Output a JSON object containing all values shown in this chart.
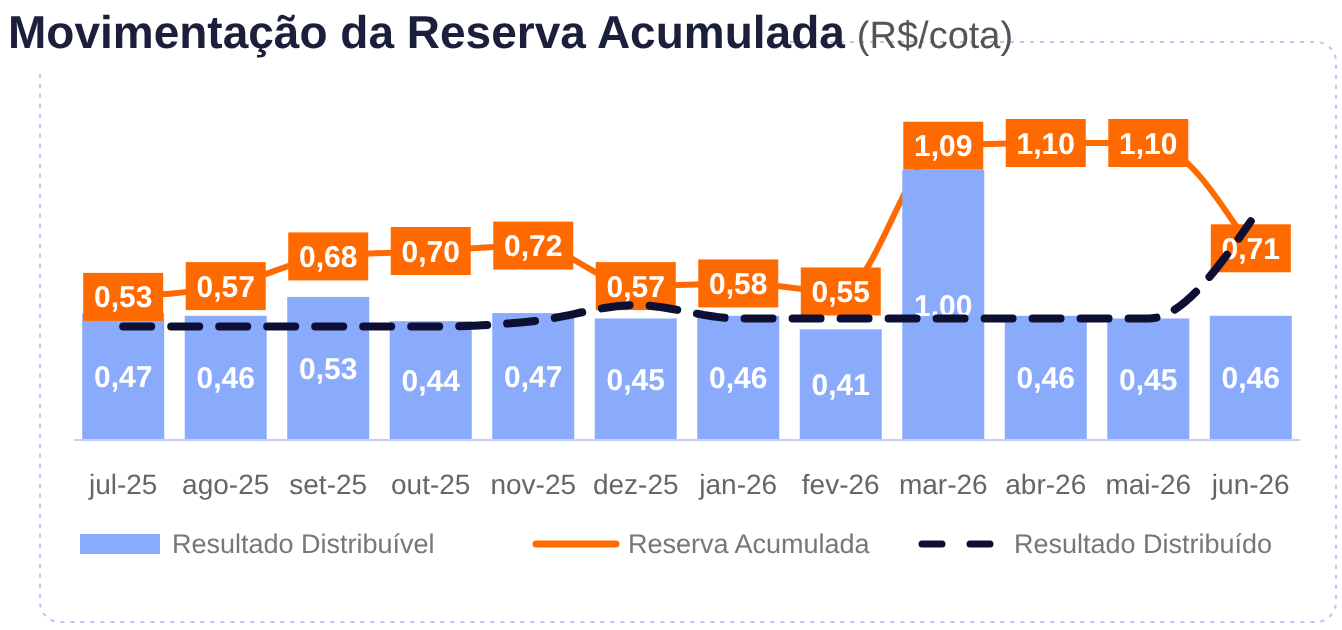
{
  "chart_data": {
    "type": "bar",
    "title": "Movimentação da Reserva Acumulada",
    "subtitle": "(R$/cota)",
    "categories": [
      "jul-25",
      "ago-25",
      "set-25",
      "out-25",
      "nov-25",
      "dez-25",
      "jan-26",
      "fev-26",
      "mar-26",
      "abr-26",
      "mai-26",
      "jun-26"
    ],
    "ylim": [
      0,
      1.2
    ],
    "legend": "bottom",
    "grid": false,
    "series": [
      {
        "name": "Resultado Distribuível",
        "color": "#8aabfb",
        "values": [
          0.47,
          0.46,
          0.53,
          0.44,
          0.47,
          0.45,
          0.46,
          0.41,
          1.0,
          0.46,
          0.45,
          0.46
        ],
        "value_labels": [
          "0,47",
          "0,46",
          "0,53",
          "0,44",
          "0,47",
          "0,45",
          "0,46",
          "0,41",
          "1,00",
          "0,46",
          "0,45",
          "0,46"
        ]
      },
      {
        "name": "Reserva Acumulada",
        "type": "line",
        "color": "#ff6a00",
        "line_style": "solid",
        "marker": "square",
        "values": [
          0.53,
          0.57,
          0.68,
          0.7,
          0.72,
          0.57,
          0.58,
          0.55,
          1.09,
          1.1,
          1.1,
          0.71
        ],
        "value_labels": [
          "0,53",
          "0,57",
          "0,68",
          "0,70",
          "0,72",
          "0,57",
          "0,58",
          "0,55",
          "1,09",
          "1,10",
          "1,10",
          "0,71"
        ]
      },
      {
        "name": "Resultado Distribuído",
        "type": "line",
        "color": "#0d1033",
        "line_style": "dashed",
        "values": [
          0.42,
          0.42,
          0.42,
          0.42,
          0.44,
          0.5,
          0.45,
          0.45,
          0.45,
          0.45,
          0.45,
          0.81
        ]
      }
    ]
  }
}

-----

- [YOUR TASK] Within the material above, find the lines that contain the word "Resultado"; copy them.

- [ANSWER TO THE EXERCISE]
        "name": "Resultado Distribuível",
        "name": "Resultado Distribuído",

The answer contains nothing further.